*Given exercise*
Each line that holds the word "Number" counts once; report how many lines do so and nothing else.

== Dataset extract ==

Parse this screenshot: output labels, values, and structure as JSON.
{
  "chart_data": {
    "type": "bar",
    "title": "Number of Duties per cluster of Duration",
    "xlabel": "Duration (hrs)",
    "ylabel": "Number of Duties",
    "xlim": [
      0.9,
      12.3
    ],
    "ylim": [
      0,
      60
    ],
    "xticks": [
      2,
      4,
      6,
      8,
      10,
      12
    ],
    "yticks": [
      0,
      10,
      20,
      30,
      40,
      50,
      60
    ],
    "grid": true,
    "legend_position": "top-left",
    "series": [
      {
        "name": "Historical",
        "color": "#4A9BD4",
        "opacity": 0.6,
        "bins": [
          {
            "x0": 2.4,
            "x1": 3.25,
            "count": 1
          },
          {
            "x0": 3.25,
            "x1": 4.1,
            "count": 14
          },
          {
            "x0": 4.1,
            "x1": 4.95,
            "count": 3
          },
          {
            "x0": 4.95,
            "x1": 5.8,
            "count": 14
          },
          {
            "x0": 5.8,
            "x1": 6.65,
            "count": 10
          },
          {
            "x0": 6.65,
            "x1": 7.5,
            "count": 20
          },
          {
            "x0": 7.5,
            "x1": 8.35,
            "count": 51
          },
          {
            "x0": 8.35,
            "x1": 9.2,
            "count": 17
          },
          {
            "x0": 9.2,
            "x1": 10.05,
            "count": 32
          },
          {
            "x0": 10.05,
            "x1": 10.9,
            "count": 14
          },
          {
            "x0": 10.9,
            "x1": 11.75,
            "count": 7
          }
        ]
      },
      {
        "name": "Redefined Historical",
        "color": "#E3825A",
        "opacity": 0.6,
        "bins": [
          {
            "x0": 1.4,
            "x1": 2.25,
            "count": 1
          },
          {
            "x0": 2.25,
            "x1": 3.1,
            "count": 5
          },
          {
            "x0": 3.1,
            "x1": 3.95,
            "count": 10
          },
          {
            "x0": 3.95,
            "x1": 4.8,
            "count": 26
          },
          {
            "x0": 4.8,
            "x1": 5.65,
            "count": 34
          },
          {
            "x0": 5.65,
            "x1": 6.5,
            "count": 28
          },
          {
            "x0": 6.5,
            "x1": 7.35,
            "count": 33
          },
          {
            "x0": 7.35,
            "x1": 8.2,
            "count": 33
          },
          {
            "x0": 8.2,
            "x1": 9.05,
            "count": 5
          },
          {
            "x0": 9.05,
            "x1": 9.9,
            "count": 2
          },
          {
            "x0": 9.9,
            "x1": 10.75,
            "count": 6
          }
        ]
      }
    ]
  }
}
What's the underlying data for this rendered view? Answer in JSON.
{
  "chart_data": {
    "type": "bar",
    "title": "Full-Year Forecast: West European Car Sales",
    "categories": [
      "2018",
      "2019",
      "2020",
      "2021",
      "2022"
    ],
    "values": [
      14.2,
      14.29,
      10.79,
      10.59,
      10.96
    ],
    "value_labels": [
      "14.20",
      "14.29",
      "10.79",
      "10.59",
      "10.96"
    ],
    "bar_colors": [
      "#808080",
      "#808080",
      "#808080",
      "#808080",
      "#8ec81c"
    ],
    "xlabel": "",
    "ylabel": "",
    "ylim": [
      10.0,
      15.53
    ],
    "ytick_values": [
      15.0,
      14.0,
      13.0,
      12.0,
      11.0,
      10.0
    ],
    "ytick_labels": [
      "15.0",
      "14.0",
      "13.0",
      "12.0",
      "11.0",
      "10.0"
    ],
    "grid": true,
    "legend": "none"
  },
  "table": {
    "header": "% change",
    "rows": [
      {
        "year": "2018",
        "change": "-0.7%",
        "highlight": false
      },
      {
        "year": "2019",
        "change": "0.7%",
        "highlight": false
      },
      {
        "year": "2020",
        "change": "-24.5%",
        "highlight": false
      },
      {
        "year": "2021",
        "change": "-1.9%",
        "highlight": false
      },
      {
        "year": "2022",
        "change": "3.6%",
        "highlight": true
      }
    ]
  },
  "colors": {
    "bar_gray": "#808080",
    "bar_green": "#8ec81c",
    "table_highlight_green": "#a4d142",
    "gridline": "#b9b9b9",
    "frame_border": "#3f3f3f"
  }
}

===

*Result below*
2